> [Records]:
'''

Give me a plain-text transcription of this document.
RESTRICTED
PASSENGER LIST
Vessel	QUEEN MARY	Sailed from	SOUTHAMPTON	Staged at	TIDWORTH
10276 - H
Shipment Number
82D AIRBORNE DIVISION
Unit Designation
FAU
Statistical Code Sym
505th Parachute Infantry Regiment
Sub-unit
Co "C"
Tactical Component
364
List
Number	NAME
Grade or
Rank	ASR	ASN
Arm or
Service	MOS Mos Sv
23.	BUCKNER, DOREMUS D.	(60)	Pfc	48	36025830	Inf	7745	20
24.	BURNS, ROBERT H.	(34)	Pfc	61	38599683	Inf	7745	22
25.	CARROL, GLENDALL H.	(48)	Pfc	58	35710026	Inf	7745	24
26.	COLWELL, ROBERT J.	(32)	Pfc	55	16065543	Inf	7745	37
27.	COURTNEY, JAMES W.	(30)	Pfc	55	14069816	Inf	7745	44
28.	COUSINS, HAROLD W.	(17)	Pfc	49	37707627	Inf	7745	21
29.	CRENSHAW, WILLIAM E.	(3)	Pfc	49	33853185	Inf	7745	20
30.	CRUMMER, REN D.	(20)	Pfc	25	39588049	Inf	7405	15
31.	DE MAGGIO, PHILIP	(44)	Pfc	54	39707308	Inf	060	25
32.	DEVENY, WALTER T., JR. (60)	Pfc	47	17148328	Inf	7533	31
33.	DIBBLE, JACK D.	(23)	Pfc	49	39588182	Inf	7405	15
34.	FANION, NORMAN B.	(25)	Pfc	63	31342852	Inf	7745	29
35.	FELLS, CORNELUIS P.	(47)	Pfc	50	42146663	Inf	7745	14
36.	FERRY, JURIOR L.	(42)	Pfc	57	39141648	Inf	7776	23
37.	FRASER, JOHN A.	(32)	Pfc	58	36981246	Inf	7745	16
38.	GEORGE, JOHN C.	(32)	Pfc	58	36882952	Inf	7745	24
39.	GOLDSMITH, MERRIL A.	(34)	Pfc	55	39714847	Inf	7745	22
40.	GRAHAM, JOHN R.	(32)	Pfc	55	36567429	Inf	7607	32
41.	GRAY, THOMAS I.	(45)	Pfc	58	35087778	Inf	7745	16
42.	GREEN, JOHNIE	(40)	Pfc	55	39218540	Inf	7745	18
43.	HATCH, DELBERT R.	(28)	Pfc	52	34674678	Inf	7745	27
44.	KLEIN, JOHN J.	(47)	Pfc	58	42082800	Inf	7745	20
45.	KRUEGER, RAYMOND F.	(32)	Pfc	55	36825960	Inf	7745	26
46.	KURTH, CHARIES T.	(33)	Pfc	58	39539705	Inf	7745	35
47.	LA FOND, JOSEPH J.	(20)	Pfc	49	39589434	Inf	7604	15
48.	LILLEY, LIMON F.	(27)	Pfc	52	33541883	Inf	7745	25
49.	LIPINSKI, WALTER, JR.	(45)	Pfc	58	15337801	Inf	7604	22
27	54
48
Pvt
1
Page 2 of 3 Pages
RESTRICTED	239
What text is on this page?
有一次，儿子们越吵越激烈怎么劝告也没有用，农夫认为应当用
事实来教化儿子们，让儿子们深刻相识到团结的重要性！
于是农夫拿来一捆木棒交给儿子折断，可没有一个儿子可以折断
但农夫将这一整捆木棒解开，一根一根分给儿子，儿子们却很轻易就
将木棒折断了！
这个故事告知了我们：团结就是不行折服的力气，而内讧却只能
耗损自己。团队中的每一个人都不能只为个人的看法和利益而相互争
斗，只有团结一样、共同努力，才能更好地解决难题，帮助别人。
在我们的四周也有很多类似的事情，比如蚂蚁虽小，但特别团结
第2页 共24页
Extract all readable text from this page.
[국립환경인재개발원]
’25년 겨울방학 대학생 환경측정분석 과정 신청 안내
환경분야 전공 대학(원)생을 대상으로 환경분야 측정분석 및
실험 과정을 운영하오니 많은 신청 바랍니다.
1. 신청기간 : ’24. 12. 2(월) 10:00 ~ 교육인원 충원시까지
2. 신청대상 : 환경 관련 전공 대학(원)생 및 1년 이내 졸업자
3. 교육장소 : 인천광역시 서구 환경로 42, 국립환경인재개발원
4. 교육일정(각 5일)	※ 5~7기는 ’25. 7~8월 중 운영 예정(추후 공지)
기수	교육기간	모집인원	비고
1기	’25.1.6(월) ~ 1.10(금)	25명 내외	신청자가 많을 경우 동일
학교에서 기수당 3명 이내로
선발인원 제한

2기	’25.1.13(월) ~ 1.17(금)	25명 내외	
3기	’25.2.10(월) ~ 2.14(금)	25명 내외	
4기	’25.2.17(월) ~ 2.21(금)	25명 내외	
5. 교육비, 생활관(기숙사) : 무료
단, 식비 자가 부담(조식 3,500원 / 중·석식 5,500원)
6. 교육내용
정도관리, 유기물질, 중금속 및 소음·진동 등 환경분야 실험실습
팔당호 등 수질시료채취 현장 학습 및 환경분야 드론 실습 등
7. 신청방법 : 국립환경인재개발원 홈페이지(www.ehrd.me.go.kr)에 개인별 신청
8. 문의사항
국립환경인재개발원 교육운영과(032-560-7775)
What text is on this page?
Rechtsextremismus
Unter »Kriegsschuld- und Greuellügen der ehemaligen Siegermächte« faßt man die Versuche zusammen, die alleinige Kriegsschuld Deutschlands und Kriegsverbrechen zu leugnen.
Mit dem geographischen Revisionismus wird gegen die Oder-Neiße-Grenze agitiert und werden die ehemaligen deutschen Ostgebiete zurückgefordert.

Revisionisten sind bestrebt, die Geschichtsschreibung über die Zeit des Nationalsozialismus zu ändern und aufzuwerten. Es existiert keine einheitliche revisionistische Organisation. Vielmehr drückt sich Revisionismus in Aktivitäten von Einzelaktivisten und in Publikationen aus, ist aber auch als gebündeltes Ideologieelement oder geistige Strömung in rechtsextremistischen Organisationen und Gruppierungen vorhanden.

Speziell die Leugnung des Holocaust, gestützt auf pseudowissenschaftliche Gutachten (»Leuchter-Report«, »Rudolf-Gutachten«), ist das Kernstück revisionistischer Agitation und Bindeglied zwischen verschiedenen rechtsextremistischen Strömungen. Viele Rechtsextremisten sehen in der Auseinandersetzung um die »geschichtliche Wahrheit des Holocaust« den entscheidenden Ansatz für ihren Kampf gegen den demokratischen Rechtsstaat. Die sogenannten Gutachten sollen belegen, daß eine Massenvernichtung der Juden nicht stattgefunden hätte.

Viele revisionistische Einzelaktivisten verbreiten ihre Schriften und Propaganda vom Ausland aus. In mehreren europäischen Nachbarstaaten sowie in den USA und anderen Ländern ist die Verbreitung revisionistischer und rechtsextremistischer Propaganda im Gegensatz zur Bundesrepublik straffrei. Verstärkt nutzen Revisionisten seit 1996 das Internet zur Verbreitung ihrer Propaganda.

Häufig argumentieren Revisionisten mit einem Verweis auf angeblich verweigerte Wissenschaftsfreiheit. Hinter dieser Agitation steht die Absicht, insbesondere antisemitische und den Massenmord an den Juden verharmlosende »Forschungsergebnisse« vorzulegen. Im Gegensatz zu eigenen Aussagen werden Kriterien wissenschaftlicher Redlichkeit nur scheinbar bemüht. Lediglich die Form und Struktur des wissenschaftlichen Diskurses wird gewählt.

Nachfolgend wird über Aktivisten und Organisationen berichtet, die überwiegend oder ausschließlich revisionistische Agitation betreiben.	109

'''

> [WHAT IS EXPECTED]:
Copy down the material exactly as written.

> [COMPLETED EXERCISE]:
Give me a plain-text transcription of this document.
RESTRICTED
PASSENGER LIST
Vessel	QUEEN MARY	Sailed from	SOUTHAMPTON	Staged at	TIDWORTH
10276 - H
Shipment Number
82D AIRBORNE DIVISION
Unit Designation
FAU
Statistical Code Sym
505th Parachute Infantry Regiment
Sub-unit
Co "C"
Tactical Component
364
List
Number	NAME
Grade or
Rank	ASR	ASN
Arm or
Service	MOS Mos Sv
23.	BUCKNER, DOREMUS D.	(60)	Pfc	48	36025830	Inf	7745	20
24.	BURNS, ROBERT H.	(34)	Pfc	61	38599683	Inf	7745	22
25.	CARROL, GLENDALL H.	(48)	Pfc	58	35710026	Inf	7745	24
26.	COLWELL, ROBERT J.	(32)	Pfc	55	16065543	Inf	7745	37
27.	COURTNEY, JAMES W.	(30)	Pfc	55	14069816	Inf	7745	44
28.	COUSINS, HAROLD W.	(17)	Pfc	49	37707627	Inf	7745	21
29.	CRENSHAW, WILLIAM E.	(3)	Pfc	49	33853185	Inf	7745	20
30.	CRUMMER, REN D.	(20)	Pfc	25	39588049	Inf	7405	15
31.	DE MAGGIO, PHILIP	(44)	Pfc	54	39707308	Inf	060	25
32.	DEVENY, WALTER T., JR. (60)	Pfc	47	17148328	Inf	7533	31
33.	DIBBLE, JACK D.	(23)	Pfc	49	39588182	Inf	7405	15
34.	FANION, NORMAN B.	(25)	Pfc	63	31342852	Inf	7745	29
35.	FELLS, CORNELUIS P.	(47)	Pfc	50	42146663	Inf	7745	14
36.	FERRY, JURIOR L.	(42)	Pfc	57	39141648	Inf	7776	23
37.	FRASER, JOHN A.	(32)	Pfc	58	36981246	Inf	7745	16
38.	GEORGE, JOHN C.	(32)	Pfc	58	36882952	Inf	7745	24
39.	GOLDSMITH, MERRIL A.	(34)	Pfc	55	39714847	Inf	7745	22
40.	GRAHAM, JOHN R.	(32)	Pfc	55	36567429	Inf	7607	32
41.	GRAY, THOMAS I.	(45)	Pfc	58	35087778	Inf	7745	16
42.	GREEN, JOHNIE	(40)	Pfc	55	39218540	Inf	7745	18
43.	HATCH, DELBERT R.	(28)	Pfc	52	34674678	Inf	7745	27
44.	KLEIN, JOHN J.	(47)	Pfc	58	42082800	Inf	7745	20
45.	KRUEGER, RAYMOND F.	(32)	Pfc	55	36825960	Inf	7745	26
46.	KURTH, CHARIES T.	(33)	Pfc	58	39539705	Inf	7745	35
47.	LA FOND, JOSEPH J.	(20)	Pfc	49	39589434	Inf	7604	15
48.	LILLEY, LIMON F.	(27)	Pfc	52	33541883	Inf	7745	25
49.	LIPINSKI, WALTER, JR.	(45)	Pfc	58	15337801	Inf	7604	22
27	54
48
Pvt
1
Page 2 of 3 Pages
RESTRICTED	239
What text is on this page?
有一次，儿子们越吵越激烈怎么劝告也没有用，农夫认为应当用
事实来教化儿子们，让儿子们深刻相识到团结的重要性！
于是农夫拿来一捆木棒交给儿子折断，可没有一个儿子可以折断
但农夫将这一整捆木棒解开，一根一根分给儿子，儿子们却很轻易就
将木棒折断了！
这个故事告知了我们：团结就是不行折服的力气，而内讧却只能
耗损自己。团队中的每一个人都不能只为个人的看法和利益而相互争
斗，只有团结一样、共同努力，才能更好地解决难题，帮助别人。
在我们的四周也有很多类似的事情，比如蚂蚁虽小，但特别团结
第2页 共24页
Extract all readable text from this page.
[국립환경인재개발원]
’25년 겨울방학 대학생 환경측정분석 과정 신청 안내
환경분야 전공 대학(원)생을 대상으로 환경분야 측정분석 및
실험 과정을 운영하오니 많은 신청 바랍니다.
1. 신청기간 : ’24. 12. 2(월) 10:00 ~ 교육인원 충원시까지
2. 신청대상 : 환경 관련 전공 대학(원)생 및 1년 이내 졸업자
3. 교육장소 : 인천광역시 서구 환경로 42, 국립환경인재개발원
4. 교육일정(각 5일)	※ 5~7기는 ’25. 7~8월 중 운영 예정(추후 공지)
기수	교육기간	모집인원	비고
1기	’25.1.6(월) ~ 1.10(금)	25명 내외	신청자가 많을 경우 동일
학교에서 기수당 3명 이내로
선발인원 제한

2기	’25.1.13(월) ~ 1.17(금)	25명 내외	
3기	’25.2.10(월) ~ 2.14(금)	25명 내외	
4기	’25.2.17(월) ~ 2.21(금)	25명 내외	
5. 교육비, 생활관(기숙사) : 무료
단, 식비 자가 부담(조식 3,500원 / 중·석식 5,500원)
6. 교육내용
정도관리, 유기물질, 중금속 및 소음·진동 등 환경분야 실험실습
팔당호 등 수질시료채취 현장 학습 및 환경분야 드론 실습 등
7. 신청방법 : 국립환경인재개발원 홈페이지(www.ehrd.me.go.kr)에 개인별 신청
8. 문의사항
국립환경인재개발원 교육운영과(032-560-7775)
What text is on this page?
Rechtsextremismus
Unter »Kriegsschuld- und Greuellügen der ehemaligen Siegermächte« faßt man die Versuche zusammen, die alleinige Kriegsschuld Deutschlands und Kriegsverbrechen zu leugnen.
Mit dem geographischen Revisionismus wird gegen die Oder-Neiße-Grenze agitiert und werden die ehemaligen deutschen Ostgebiete zurückgefordert.

Revisionisten sind bestrebt, die Geschichtsschreibung über die Zeit des Nationalsozialismus zu ändern und aufzuwerten. Es existiert keine einheitliche revisionistische Organisation. Vielmehr drückt sich Revisionismus in Aktivitäten von Einzelaktivisten und in Publikationen aus, ist aber auch als gebündeltes Ideologieelement oder geistige Strömung in rechtsextremistischen Organisationen und Gruppierungen vorhanden.

Speziell die Leugnung des Holocaust, gestützt auf pseudowissenschaftliche Gutachten (»Leuchter-Report«, »Rudolf-Gutachten«), ist das Kernstück revisionistischer Agitation und Bindeglied zwischen verschiedenen rechtsextremistischen Strömungen. Viele Rechtsextremisten sehen in der Auseinandersetzung um die »geschichtliche Wahrheit des Holocaust« den entscheidenden Ansatz für ihren Kampf gegen den demokratischen Rechtsstaat. Die sogenannten Gutachten sollen belegen, daß eine Massenvernichtung der Juden nicht stattgefunden hätte.

Viele revisionistische Einzelaktivisten verbreiten ihre Schriften und Propaganda vom Ausland aus. In mehreren europäischen Nachbarstaaten sowie in den USA und anderen Ländern ist die Verbreitung revisionistischer und rechtsextremistischer Propaganda im Gegensatz zur Bundesrepublik straffrei. Verstärkt nutzen Revisionisten seit 1996 das Internet zur Verbreitung ihrer Propaganda.

Häufig argumentieren Revisionisten mit einem Verweis auf angeblich verweigerte Wissenschaftsfreiheit. Hinter dieser Agitation steht die Absicht, insbesondere antisemitische und den Massenmord an den Juden verharmlosende »Forschungsergebnisse« vorzulegen. Im Gegensatz zu eigenen Aussagen werden Kriterien wissenschaftlicher Redlichkeit nur scheinbar bemüht. Lediglich die Form und Struktur des wissenschaftlichen Diskurses wird gewählt.

Nachfolgend wird über Aktivisten und Organisationen berichtet, die überwiegend oder ausschließlich revisionistische Agitation betreiben.	109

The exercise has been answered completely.